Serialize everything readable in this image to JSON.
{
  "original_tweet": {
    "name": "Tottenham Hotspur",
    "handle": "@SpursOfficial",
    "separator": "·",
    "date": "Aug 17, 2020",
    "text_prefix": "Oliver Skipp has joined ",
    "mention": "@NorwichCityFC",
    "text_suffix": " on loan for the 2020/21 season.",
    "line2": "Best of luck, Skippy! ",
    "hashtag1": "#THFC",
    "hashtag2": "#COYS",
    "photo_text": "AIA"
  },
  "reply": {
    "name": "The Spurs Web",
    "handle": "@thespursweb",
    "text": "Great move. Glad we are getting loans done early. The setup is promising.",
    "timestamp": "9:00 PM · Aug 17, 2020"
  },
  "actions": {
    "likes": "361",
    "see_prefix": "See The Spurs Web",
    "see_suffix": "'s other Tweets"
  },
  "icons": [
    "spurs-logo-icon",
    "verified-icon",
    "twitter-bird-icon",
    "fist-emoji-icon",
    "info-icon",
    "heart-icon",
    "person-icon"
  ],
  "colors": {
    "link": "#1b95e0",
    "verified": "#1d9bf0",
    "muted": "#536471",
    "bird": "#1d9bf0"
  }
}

= = = =

--- What you need to do ---
Each line above that holds the string "handle" should be copied and shown.

--- Full output ---
    "handle": "@SpursOfficial",
    "handle": "@thespursweb",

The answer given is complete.